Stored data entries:
☆ ☆ ☆

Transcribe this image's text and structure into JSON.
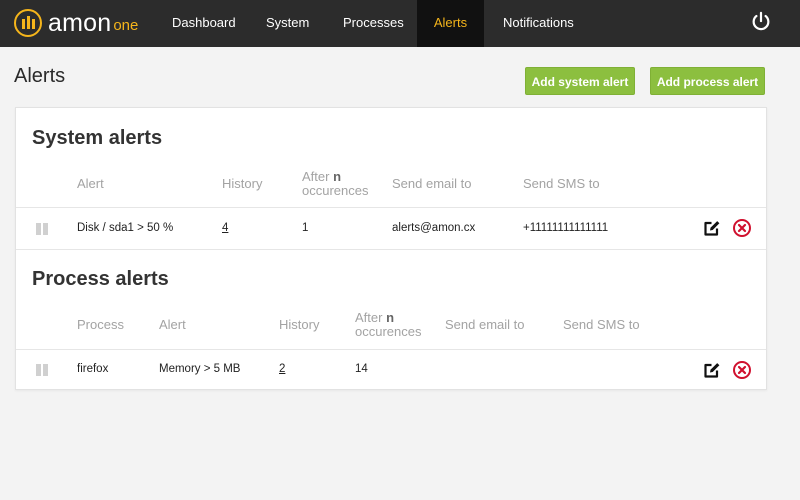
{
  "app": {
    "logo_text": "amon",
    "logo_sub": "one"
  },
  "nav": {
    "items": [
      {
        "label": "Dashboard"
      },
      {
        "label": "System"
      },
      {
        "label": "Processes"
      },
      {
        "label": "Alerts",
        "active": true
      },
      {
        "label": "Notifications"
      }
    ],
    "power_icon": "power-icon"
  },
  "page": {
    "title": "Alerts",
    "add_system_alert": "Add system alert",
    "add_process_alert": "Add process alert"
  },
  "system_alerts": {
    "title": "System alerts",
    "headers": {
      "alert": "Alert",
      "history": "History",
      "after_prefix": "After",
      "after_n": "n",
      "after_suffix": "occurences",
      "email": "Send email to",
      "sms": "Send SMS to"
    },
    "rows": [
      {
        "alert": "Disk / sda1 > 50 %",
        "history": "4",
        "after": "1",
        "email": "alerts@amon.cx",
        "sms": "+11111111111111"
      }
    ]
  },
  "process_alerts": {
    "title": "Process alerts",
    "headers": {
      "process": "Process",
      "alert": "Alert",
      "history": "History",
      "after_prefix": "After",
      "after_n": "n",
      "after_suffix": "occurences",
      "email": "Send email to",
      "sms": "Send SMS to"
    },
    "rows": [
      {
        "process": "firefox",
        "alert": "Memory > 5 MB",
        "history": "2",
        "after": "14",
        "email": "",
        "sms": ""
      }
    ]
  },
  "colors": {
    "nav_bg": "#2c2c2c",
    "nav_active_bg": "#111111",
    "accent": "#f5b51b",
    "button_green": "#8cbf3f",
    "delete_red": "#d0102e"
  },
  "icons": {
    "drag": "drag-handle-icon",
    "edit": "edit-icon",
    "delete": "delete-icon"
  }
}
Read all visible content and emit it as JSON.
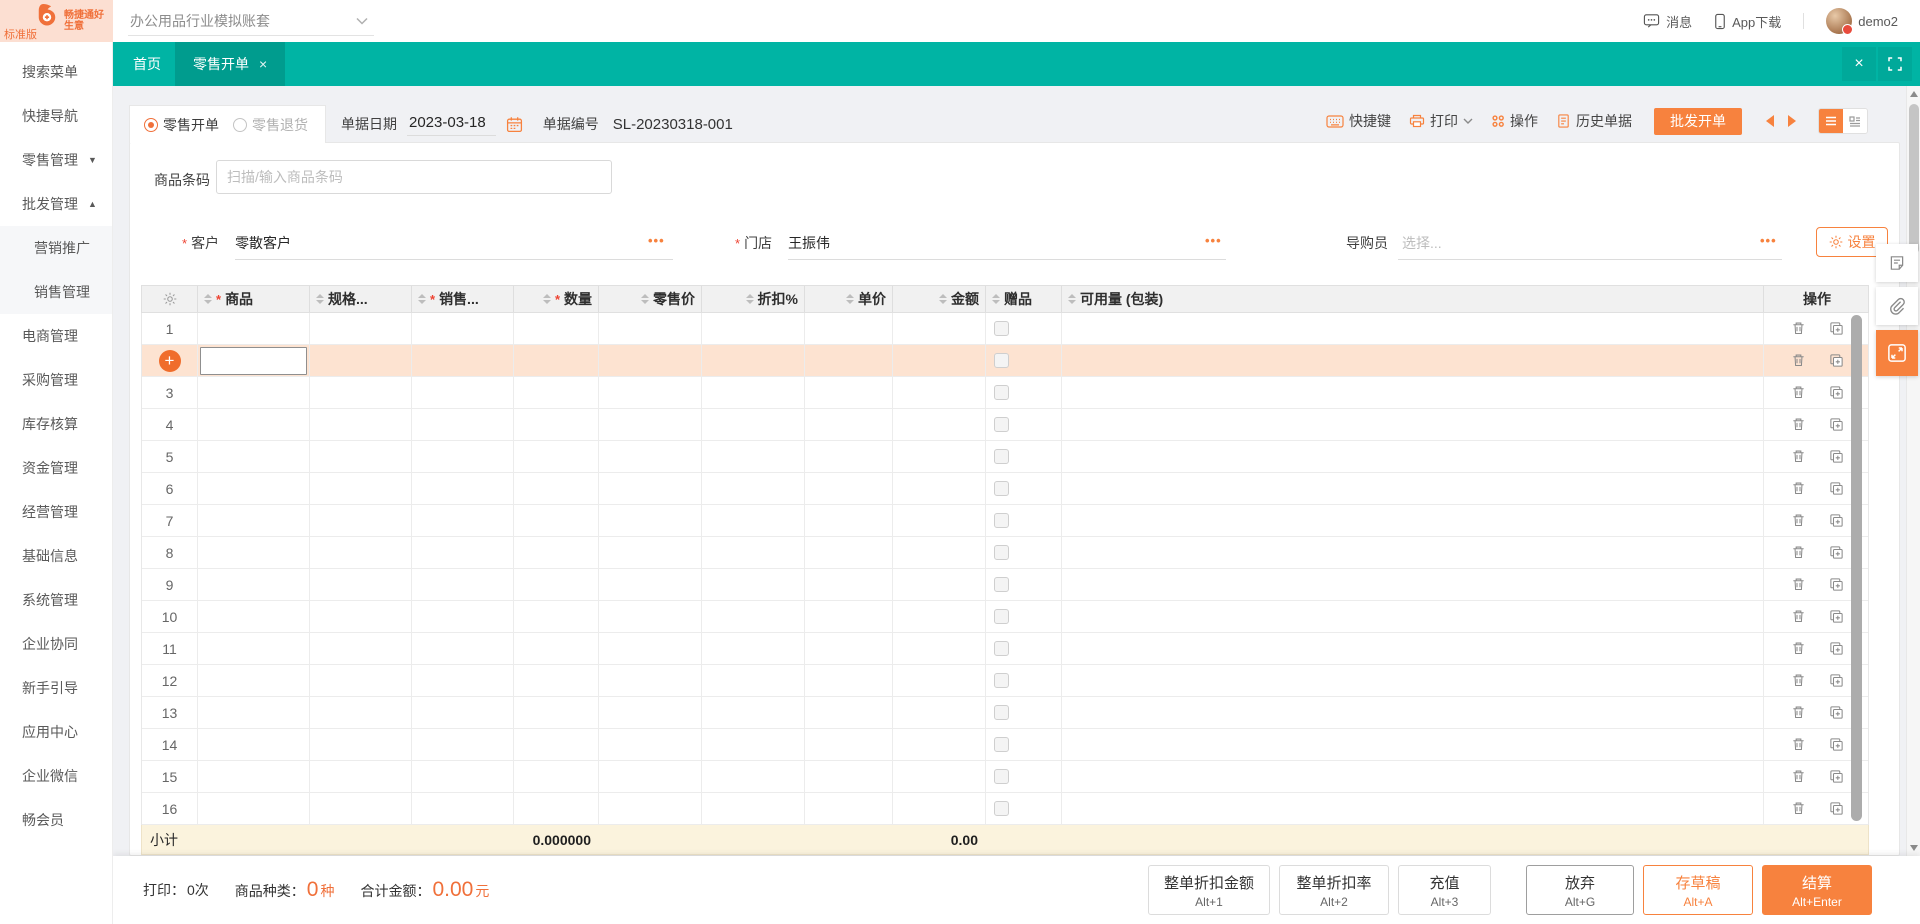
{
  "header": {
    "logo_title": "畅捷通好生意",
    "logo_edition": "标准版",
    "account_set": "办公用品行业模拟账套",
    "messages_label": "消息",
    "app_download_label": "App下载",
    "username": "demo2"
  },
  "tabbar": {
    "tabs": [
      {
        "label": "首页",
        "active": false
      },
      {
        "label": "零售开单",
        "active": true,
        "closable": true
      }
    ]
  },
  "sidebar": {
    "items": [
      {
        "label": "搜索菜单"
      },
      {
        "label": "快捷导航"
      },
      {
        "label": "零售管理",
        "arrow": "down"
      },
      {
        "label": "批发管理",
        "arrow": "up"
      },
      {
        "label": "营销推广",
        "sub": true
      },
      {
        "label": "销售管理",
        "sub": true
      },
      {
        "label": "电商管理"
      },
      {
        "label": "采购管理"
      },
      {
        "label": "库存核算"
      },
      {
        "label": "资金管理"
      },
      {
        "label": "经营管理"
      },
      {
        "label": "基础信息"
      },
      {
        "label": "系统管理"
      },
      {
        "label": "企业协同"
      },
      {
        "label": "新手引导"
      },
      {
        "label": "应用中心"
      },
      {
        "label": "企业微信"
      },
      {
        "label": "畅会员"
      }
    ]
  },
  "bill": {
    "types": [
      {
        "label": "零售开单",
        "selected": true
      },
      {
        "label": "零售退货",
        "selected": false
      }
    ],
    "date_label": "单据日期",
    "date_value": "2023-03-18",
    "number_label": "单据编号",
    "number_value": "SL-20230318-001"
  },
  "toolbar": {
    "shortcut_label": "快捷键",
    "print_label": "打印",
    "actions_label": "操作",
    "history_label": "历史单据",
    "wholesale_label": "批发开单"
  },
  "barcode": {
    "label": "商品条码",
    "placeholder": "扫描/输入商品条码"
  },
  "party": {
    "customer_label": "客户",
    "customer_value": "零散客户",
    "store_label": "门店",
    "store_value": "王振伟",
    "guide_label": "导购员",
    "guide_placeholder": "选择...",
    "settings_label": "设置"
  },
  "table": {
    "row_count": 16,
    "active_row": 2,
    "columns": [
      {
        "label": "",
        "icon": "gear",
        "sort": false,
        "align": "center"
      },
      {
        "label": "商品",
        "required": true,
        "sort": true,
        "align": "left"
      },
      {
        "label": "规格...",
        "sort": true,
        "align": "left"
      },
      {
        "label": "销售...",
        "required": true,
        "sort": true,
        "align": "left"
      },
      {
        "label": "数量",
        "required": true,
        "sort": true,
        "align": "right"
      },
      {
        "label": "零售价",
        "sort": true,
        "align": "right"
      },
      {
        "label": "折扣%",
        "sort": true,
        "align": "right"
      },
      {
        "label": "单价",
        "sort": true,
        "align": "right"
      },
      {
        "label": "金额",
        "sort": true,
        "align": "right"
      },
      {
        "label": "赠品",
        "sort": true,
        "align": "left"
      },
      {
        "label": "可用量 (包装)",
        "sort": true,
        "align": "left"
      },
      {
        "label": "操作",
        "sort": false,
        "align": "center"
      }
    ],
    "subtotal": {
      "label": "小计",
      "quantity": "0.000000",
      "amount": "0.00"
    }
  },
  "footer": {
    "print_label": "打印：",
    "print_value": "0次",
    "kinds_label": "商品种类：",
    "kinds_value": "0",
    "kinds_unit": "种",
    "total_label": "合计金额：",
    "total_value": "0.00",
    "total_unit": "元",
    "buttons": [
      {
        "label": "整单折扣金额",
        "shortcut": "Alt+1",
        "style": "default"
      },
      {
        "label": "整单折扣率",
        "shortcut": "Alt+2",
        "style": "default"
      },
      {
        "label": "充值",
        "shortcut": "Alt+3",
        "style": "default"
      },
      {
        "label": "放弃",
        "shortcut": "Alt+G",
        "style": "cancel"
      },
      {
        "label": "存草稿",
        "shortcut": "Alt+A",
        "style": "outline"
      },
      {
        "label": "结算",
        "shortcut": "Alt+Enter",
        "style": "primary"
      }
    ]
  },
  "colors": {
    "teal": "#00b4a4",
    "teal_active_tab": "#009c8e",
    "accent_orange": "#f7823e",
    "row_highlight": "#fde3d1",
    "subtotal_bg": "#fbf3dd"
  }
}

☆ ☆ ☆

◆ **EXERCISE BRIEF**: Repeat the material above verbatim, with no pictures in the output.

◆ **OUTPUT OF THE EXERCISE**:
Transcribe this image's text and structure into JSON.
{
  "app": {
    "logo_text": "amon",
    "logo_sub": "one"
  },
  "nav": {
    "items": [
      {
        "label": "Dashboard"
      },
      {
        "label": "System"
      },
      {
        "label": "Processes"
      },
      {
        "label": "Alerts",
        "active": true
      },
      {
        "label": "Notifications"
      }
    ],
    "power_icon": "power-icon"
  },
  "page": {
    "title": "Alerts",
    "add_system_alert": "Add system alert",
    "add_process_alert": "Add process alert"
  },
  "system_alerts": {
    "title": "System alerts",
    "headers": {
      "alert": "Alert",
      "history": "History",
      "after_prefix": "After",
      "after_n": "n",
      "after_suffix": "occurences",
      "email": "Send email to",
      "sms": "Send SMS to"
    },
    "rows": [
      {
        "alert": "Disk / sda1 > 50 %",
        "history": "4",
        "after": "1",
        "email": "alerts@amon.cx",
        "sms": "+11111111111111"
      }
    ]
  },
  "process_alerts": {
    "title": "Process alerts",
    "headers": {
      "process": "Process",
      "alert": "Alert",
      "history": "History",
      "after_prefix": "After",
      "after_n": "n",
      "after_suffix": "occurences",
      "email": "Send email to",
      "sms": "Send SMS to"
    },
    "rows": [
      {
        "process": "firefox",
        "alert": "Memory > 5 MB",
        "history": "2",
        "after": "14",
        "email": "",
        "sms": ""
      }
    ]
  },
  "colors": {
    "nav_bg": "#2c2c2c",
    "nav_active_bg": "#111111",
    "accent": "#f5b51b",
    "button_green": "#8cbf3f",
    "delete_red": "#d0102e"
  },
  "icons": {
    "drag": "drag-handle-icon",
    "edit": "edit-icon",
    "delete": "delete-icon"
  }
}
Read all visible content and emit it as JSON.
{
  "header": {
    "logo_title": "畅捷通好生意",
    "logo_edition": "标准版",
    "account_set": "办公用品行业模拟账套",
    "messages_label": "消息",
    "app_download_label": "App下载",
    "username": "demo2"
  },
  "tabbar": {
    "tabs": [
      {
        "label": "首页",
        "active": false
      },
      {
        "label": "零售开单",
        "active": true,
        "closable": true
      }
    ]
  },
  "sidebar": {
    "items": [
      {
        "label": "搜索菜单"
      },
      {
        "label": "快捷导航"
      },
      {
        "label": "零售管理",
        "arrow": "down"
      },
      {
        "label": "批发管理",
        "arrow": "up"
      },
      {
        "label": "营销推广",
        "sub": true
      },
      {
        "label": "销售管理",
        "sub": true
      },
      {
        "label": "电商管理"
      },
      {
        "label": "采购管理"
      },
      {
        "label": "库存核算"
      },
      {
        "label": "资金管理"
      },
      {
        "label": "经营管理"
      },
      {
        "label": "基础信息"
      },
      {
        "label": "系统管理"
      },
      {
        "label": "企业协同"
      },
      {
        "label": "新手引导"
      },
      {
        "label": "应用中心"
      },
      {
        "label": "企业微信"
      },
      {
        "label": "畅会员"
      }
    ]
  },
  "bill": {
    "types": [
      {
        "label": "零售开单",
        "selected": true
      },
      {
        "label": "零售退货",
        "selected": false
      }
    ],
    "date_label": "单据日期",
    "date_value": "2023-03-18",
    "number_label": "单据编号",
    "number_value": "SL-20230318-001"
  },
  "toolbar": {
    "shortcut_label": "快捷键",
    "print_label": "打印",
    "actions_label": "操作",
    "history_label": "历史单据",
    "wholesale_label": "批发开单"
  },
  "barcode": {
    "label": "商品条码",
    "placeholder": "扫描/输入商品条码"
  },
  "party": {
    "customer_label": "客户",
    "customer_value": "零散客户",
    "store_label": "门店",
    "store_value": "王振伟",
    "guide_label": "导购员",
    "guide_placeholder": "选择...",
    "settings_label": "设置"
  },
  "table": {
    "row_count": 16,
    "active_row": 2,
    "columns": [
      {
        "label": "",
        "icon": "gear",
        "sort": false,
        "align": "center"
      },
      {
        "label": "商品",
        "required": true,
        "sort": true,
        "align": "left"
      },
      {
        "label": "规格...",
        "sort": true,
        "align": "left"
      },
      {
        "label": "销售...",
        "required": true,
        "sort": true,
        "align": "left"
      },
      {
        "label": "数量",
        "required": true,
        "sort": true,
        "align": "right"
      },
      {
        "label": "零售价",
        "sort": true,
        "align": "right"
      },
      {
        "label": "折扣%",
        "sort": true,
        "align": "right"
      },
      {
        "label": "单价",
        "sort": true,
        "align": "right"
      },
      {
        "label": "金额",
        "sort": true,
        "align": "right"
      },
      {
        "label": "赠品",
        "sort": true,
        "align": "left"
      },
      {
        "label": "可用量 (包装)",
        "sort": true,
        "align": "left"
      },
      {
        "label": "操作",
        "sort": false,
        "align": "center"
      }
    ],
    "subtotal": {
      "label": "小计",
      "quantity": "0.000000",
      "amount": "0.00"
    }
  },
  "footer": {
    "print_label": "打印：",
    "print_value": "0次",
    "kinds_label": "商品种类：",
    "kinds_value": "0",
    "kinds_unit": "种",
    "total_label": "合计金额：",
    "total_value": "0.00",
    "total_unit": "元",
    "buttons": [
      {
        "label": "整单折扣金额",
        "shortcut": "Alt+1",
        "style": "default"
      },
      {
        "label": "整单折扣率",
        "shortcut": "Alt+2",
        "style": "default"
      },
      {
        "label": "充值",
        "shortcut": "Alt+3",
        "style": "default"
      },
      {
        "label": "放弃",
        "shortcut": "Alt+G",
        "style": "cancel"
      },
      {
        "label": "存草稿",
        "shortcut": "Alt+A",
        "style": "outline"
      },
      {
        "label": "结算",
        "shortcut": "Alt+Enter",
        "style": "primary"
      }
    ]
  },
  "colors": {
    "teal": "#00b4a4",
    "teal_active_tab": "#009c8e",
    "accent_orange": "#f7823e",
    "row_highlight": "#fde3d1",
    "subtotal_bg": "#fbf3dd"
  }
}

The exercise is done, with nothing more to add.